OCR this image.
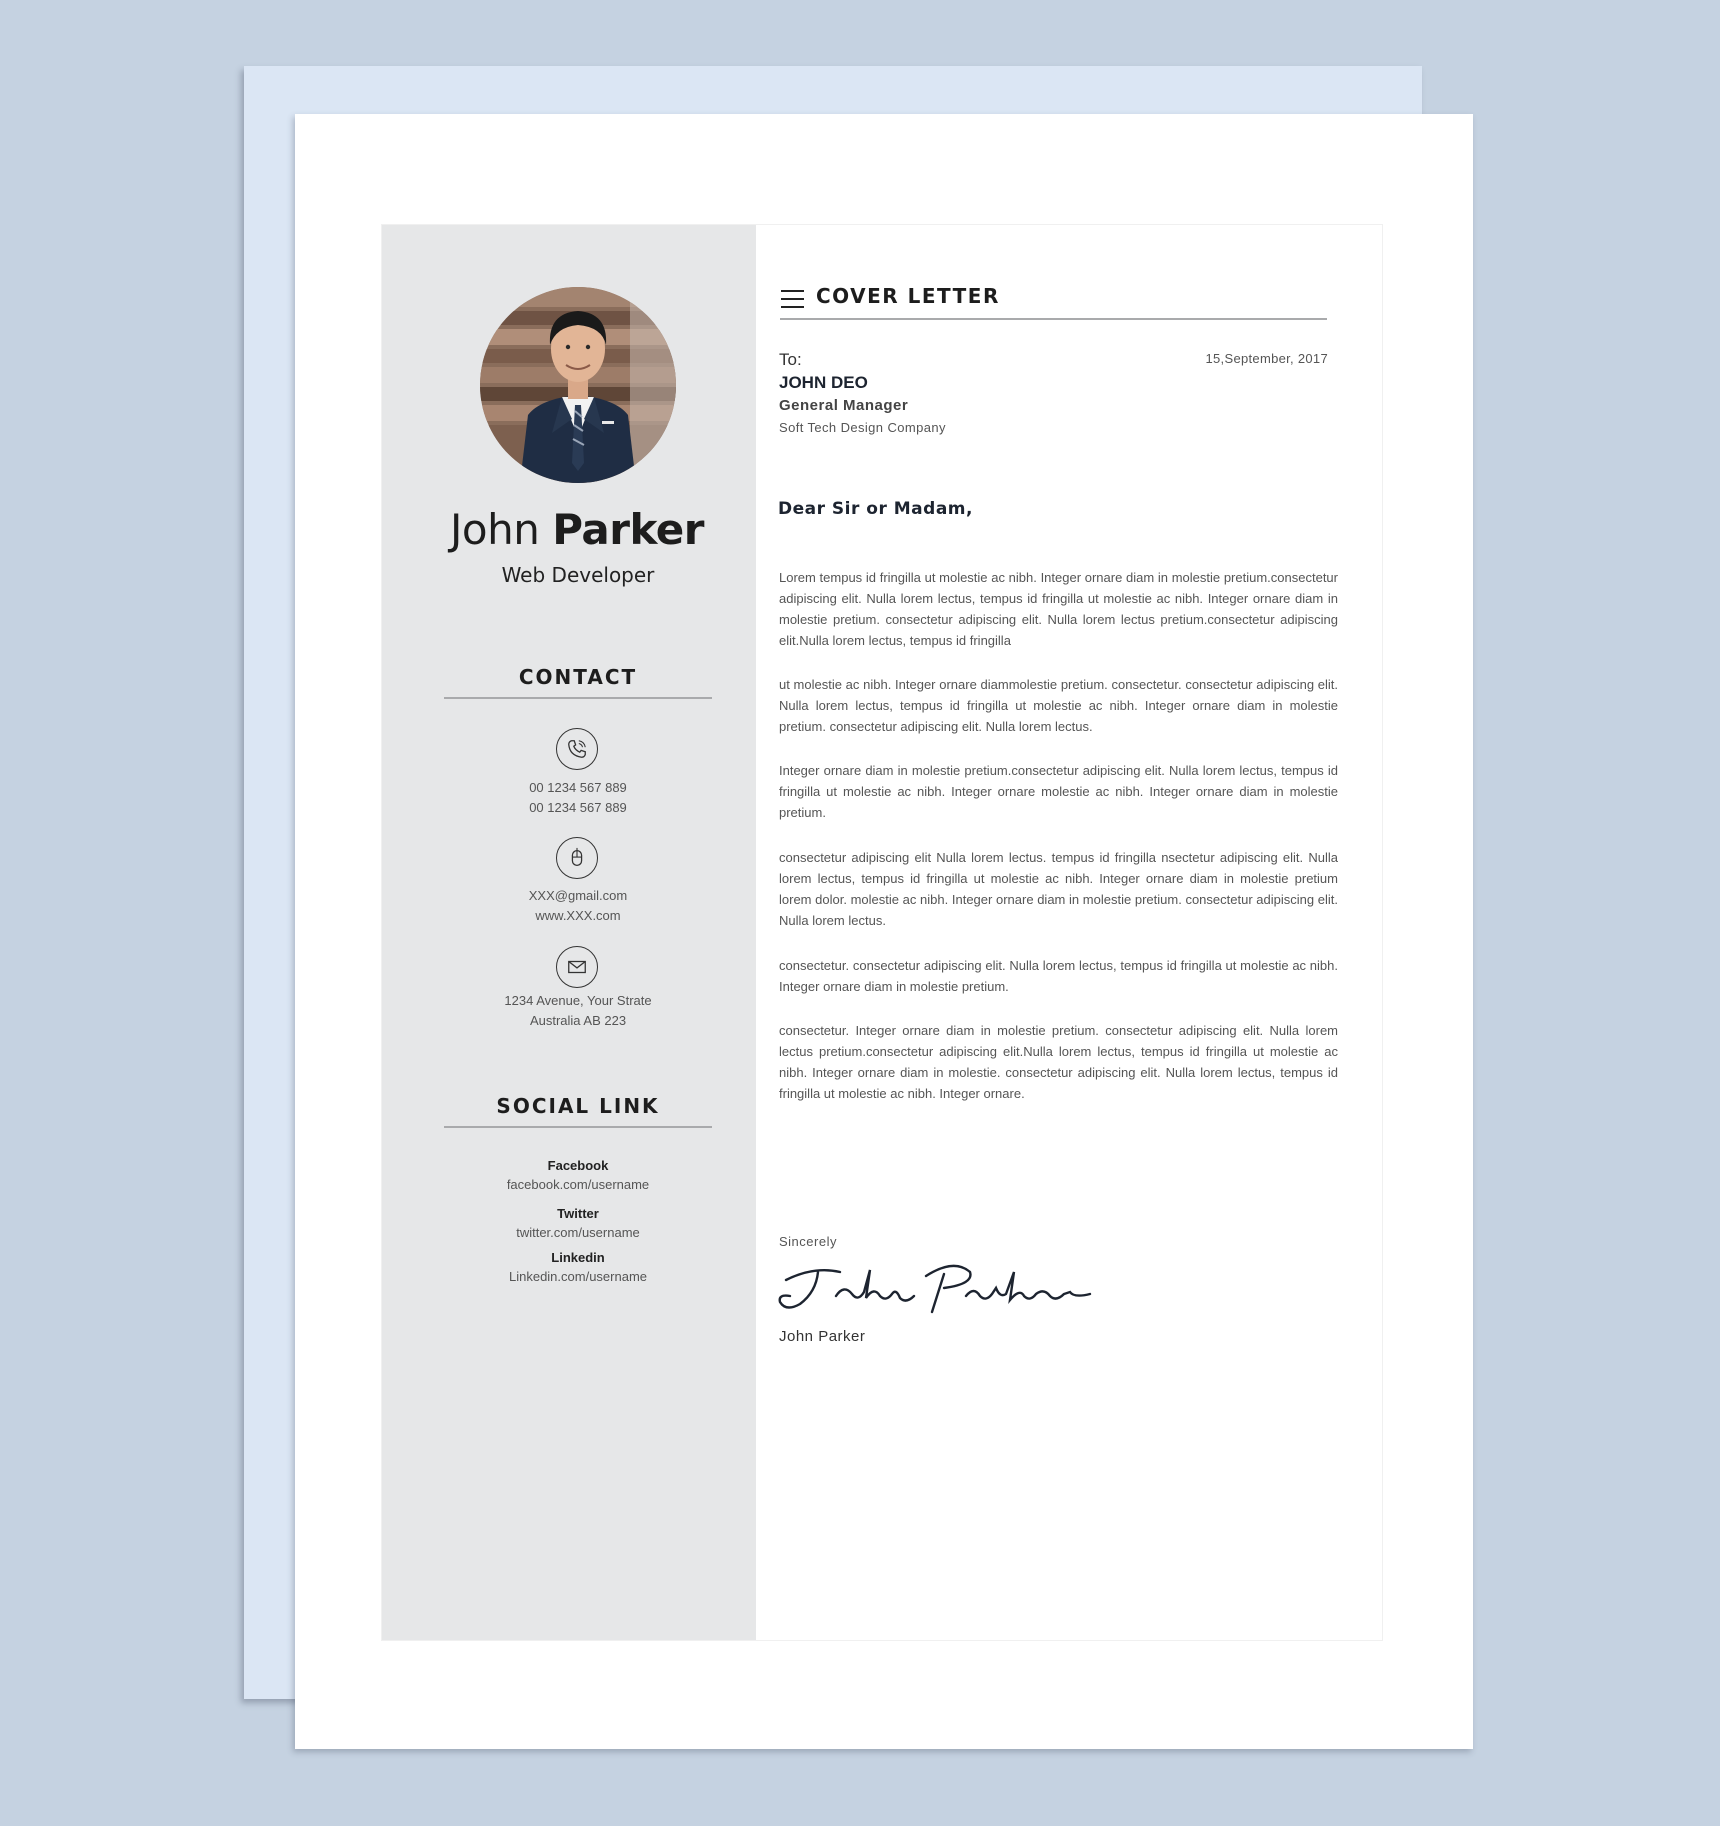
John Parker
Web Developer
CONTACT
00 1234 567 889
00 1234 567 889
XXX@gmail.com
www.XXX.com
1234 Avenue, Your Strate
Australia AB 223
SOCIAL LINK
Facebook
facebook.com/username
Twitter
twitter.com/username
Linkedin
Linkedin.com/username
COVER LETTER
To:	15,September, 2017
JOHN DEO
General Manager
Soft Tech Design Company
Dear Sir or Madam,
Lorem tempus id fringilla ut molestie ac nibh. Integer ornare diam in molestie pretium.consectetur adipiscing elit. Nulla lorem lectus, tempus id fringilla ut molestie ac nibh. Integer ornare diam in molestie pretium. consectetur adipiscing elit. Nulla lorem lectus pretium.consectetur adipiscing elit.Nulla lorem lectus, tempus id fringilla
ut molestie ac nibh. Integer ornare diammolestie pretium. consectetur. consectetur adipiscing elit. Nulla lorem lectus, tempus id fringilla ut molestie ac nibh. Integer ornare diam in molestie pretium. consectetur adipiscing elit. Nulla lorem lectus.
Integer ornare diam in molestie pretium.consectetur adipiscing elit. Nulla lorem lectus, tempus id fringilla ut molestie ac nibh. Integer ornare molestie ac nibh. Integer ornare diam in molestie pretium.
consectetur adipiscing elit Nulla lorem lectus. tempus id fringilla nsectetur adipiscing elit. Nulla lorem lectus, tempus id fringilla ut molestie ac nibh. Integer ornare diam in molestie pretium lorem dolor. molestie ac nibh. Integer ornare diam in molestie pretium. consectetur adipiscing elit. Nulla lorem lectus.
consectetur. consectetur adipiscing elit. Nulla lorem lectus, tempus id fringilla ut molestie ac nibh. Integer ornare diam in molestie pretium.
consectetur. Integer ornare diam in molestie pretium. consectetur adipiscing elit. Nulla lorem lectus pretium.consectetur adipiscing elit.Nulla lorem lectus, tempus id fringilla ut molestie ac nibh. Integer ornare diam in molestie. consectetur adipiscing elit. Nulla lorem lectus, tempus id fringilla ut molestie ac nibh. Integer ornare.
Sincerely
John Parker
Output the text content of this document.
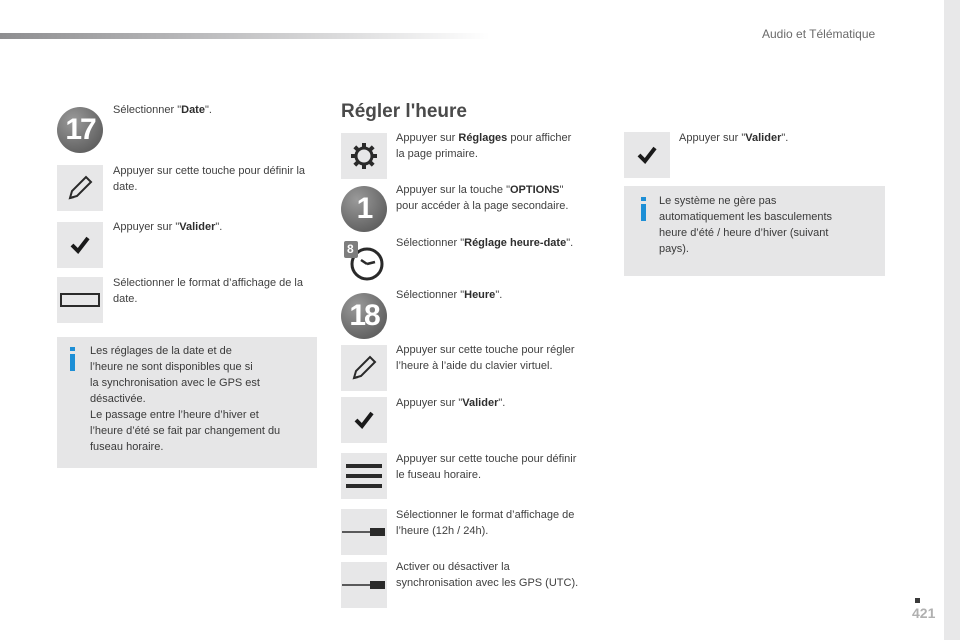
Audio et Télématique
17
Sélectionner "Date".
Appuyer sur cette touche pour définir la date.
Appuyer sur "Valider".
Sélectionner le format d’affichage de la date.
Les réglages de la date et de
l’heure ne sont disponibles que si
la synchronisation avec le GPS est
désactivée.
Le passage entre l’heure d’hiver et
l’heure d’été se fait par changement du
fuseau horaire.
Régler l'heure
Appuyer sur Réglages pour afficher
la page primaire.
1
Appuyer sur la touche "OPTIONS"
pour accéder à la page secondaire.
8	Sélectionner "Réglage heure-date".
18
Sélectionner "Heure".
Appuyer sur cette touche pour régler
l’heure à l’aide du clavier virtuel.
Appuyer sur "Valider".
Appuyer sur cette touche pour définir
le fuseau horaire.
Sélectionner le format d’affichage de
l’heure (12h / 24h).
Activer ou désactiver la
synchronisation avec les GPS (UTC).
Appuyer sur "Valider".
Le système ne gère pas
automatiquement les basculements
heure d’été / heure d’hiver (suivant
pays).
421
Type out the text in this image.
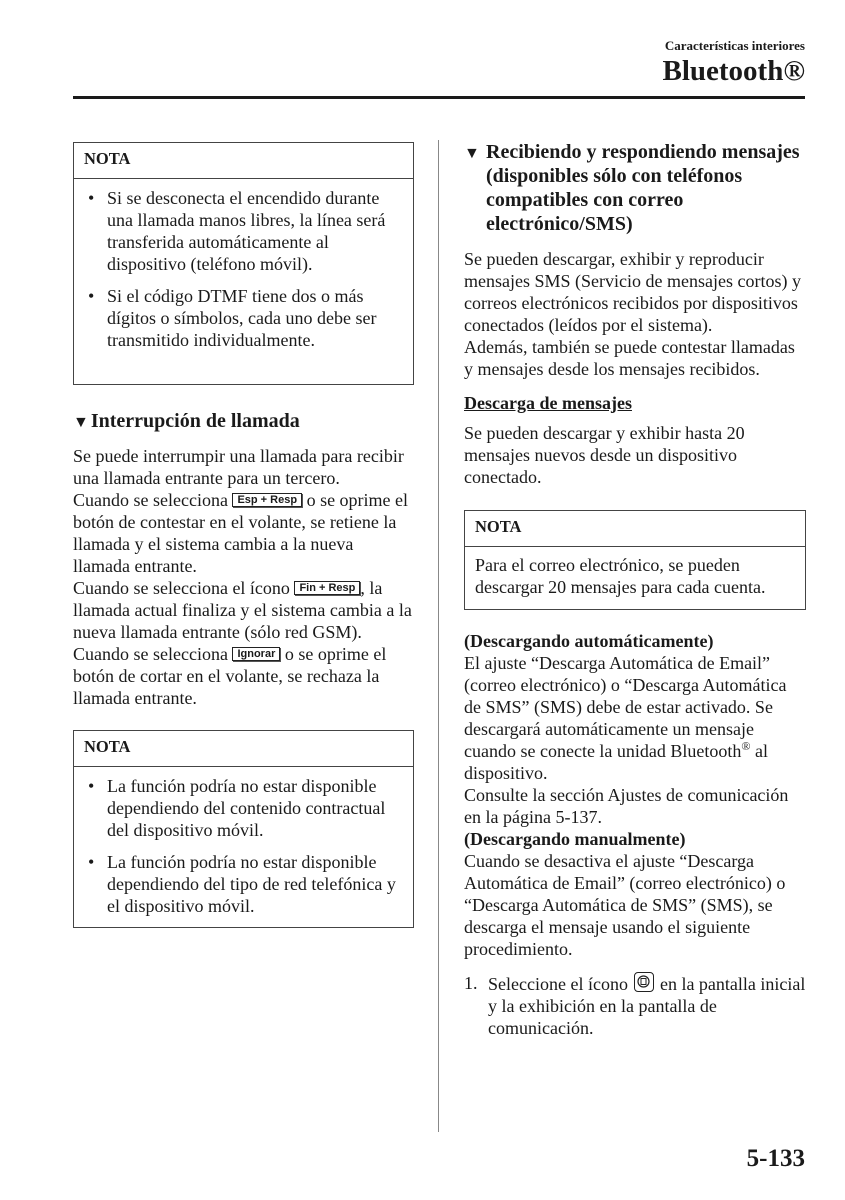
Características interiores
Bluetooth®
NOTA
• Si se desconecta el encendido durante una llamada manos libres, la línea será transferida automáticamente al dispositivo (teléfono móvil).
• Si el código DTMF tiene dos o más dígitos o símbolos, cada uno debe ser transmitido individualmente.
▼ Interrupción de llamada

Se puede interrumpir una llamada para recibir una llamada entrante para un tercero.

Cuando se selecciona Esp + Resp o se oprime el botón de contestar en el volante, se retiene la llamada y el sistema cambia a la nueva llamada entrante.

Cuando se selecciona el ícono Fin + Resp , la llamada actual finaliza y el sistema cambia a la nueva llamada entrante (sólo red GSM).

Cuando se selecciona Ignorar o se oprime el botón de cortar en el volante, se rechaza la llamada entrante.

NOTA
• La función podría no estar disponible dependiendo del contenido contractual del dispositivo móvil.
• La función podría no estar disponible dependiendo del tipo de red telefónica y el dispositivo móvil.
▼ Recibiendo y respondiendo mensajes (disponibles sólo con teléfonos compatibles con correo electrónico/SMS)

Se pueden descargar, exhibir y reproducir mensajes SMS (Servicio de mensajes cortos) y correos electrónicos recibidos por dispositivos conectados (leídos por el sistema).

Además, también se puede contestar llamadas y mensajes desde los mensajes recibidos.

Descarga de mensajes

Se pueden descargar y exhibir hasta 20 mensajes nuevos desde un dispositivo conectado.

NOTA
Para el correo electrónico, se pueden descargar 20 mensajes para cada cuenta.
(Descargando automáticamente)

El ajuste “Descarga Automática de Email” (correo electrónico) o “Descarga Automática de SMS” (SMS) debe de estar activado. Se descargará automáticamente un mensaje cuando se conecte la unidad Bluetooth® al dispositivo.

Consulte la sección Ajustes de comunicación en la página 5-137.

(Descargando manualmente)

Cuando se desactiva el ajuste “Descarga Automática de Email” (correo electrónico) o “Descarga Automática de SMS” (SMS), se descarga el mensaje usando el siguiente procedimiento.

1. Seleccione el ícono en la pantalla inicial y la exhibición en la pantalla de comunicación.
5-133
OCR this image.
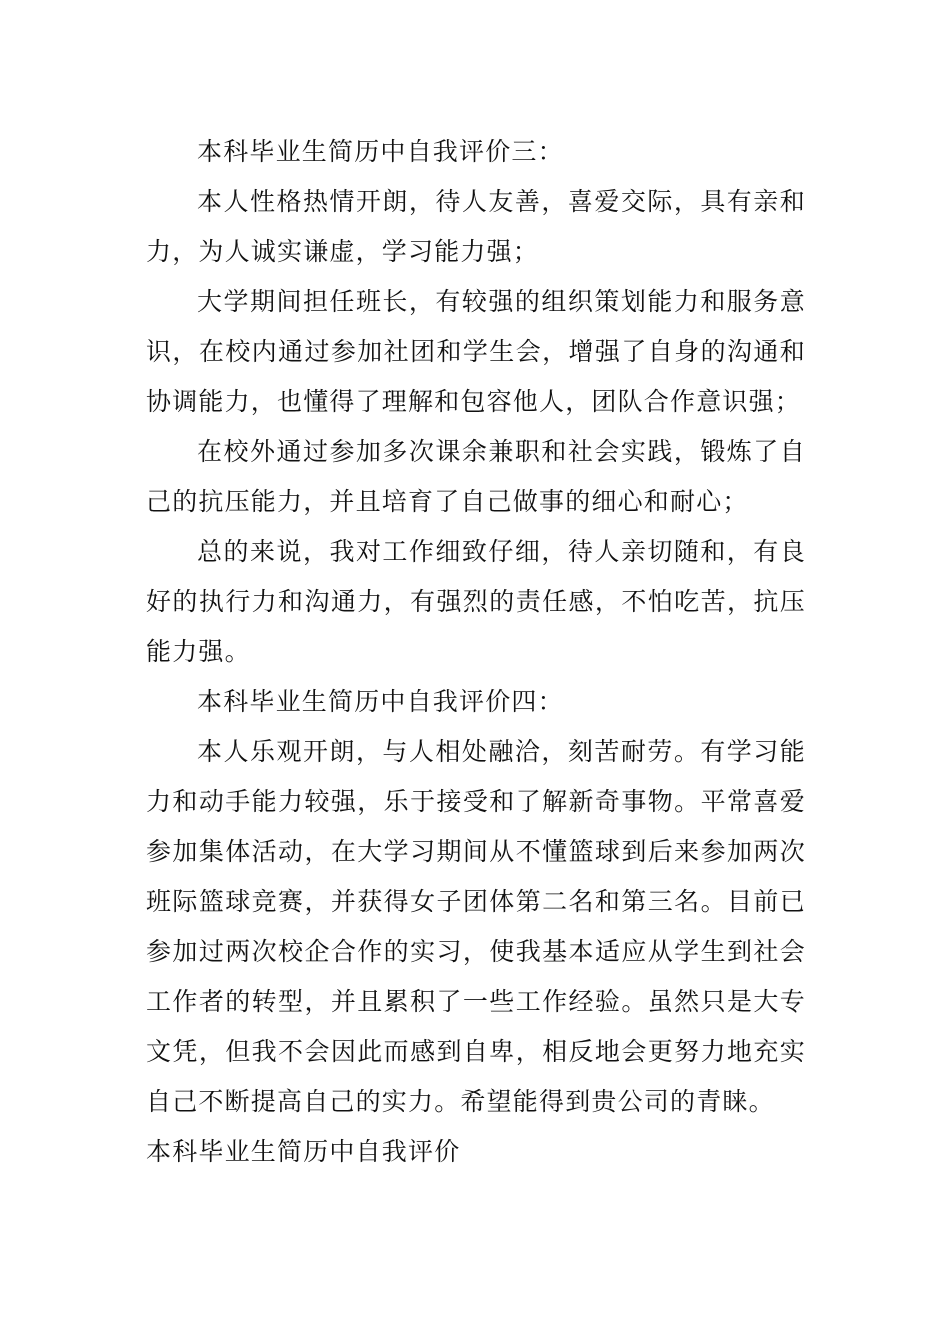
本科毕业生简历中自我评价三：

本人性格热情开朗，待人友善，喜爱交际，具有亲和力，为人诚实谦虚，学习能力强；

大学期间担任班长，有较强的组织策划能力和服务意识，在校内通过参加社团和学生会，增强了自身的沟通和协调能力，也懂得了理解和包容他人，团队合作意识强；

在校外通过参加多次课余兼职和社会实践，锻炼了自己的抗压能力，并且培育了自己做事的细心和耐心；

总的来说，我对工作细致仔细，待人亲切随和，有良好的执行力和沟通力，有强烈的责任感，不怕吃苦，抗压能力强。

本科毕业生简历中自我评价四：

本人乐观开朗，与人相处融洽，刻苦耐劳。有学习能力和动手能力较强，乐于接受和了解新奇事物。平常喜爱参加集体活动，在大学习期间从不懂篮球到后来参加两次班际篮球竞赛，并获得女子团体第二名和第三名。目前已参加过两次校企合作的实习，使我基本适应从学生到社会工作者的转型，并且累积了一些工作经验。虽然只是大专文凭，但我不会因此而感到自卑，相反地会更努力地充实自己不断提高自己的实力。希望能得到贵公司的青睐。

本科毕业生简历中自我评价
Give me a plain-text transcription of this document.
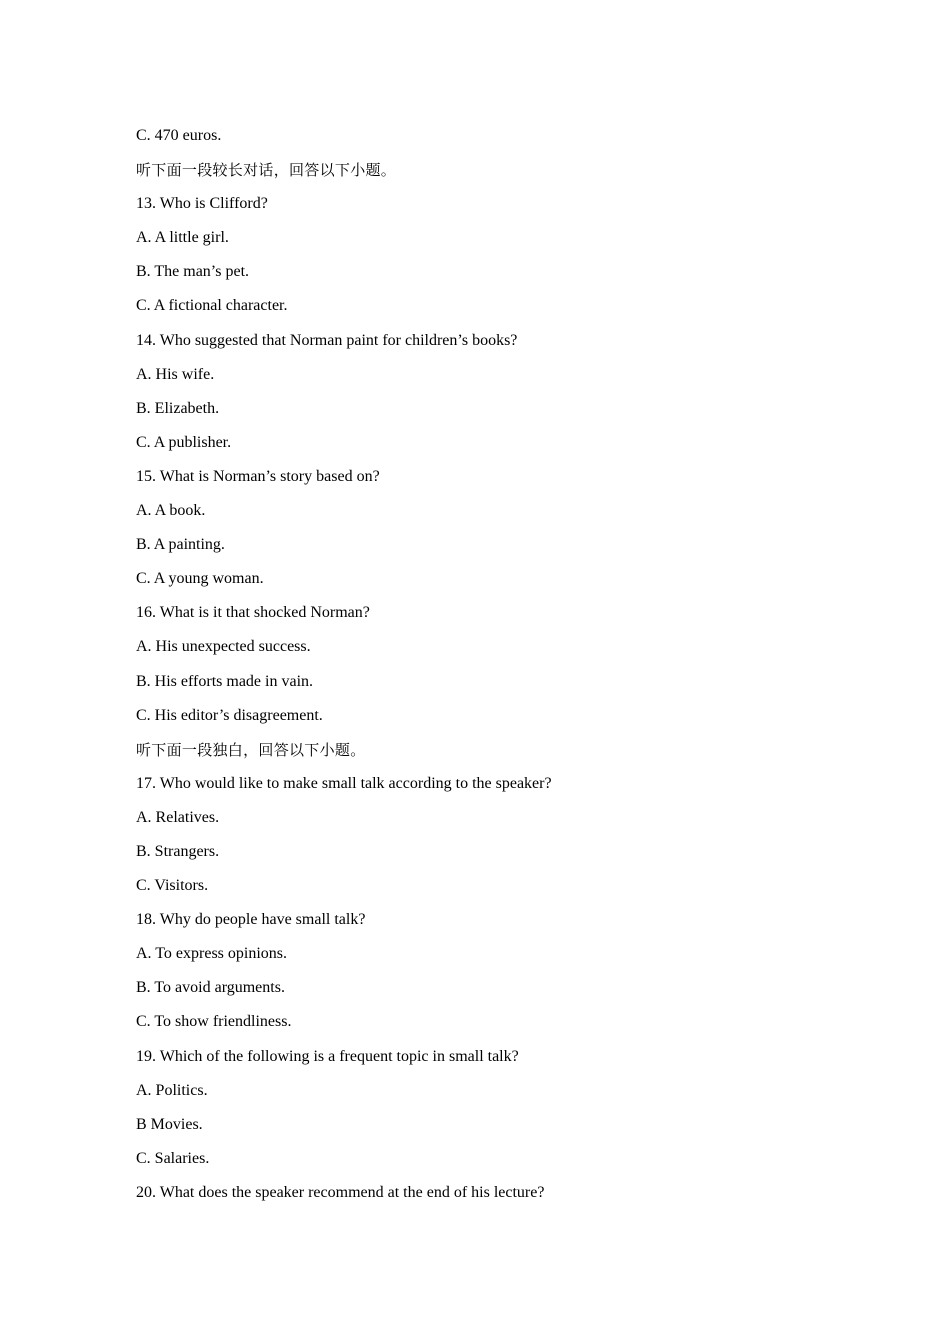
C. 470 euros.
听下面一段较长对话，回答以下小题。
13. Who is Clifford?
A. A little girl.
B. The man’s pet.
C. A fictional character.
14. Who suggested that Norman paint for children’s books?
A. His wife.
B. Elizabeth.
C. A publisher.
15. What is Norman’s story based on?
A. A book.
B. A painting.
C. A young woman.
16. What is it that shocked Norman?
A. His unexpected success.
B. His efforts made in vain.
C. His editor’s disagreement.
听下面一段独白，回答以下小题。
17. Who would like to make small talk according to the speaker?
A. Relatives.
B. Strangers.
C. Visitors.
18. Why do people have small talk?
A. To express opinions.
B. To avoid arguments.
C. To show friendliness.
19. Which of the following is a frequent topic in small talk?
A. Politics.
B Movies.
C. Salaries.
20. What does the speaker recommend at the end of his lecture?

▬▬▬▬▬▬▬▬▬▬

EXERCISE OBJECTIVE
Filter the records above for "pour" and copy every matching line.

WRITTEN SOLUTION
Appuyer sur cette touche pour définir la date.
Appuyer sur Réglages pour afficher
pour accéder à la page secondaire.
Appuyer sur cette touche pour régler
Appuyer sur cette touche pour définir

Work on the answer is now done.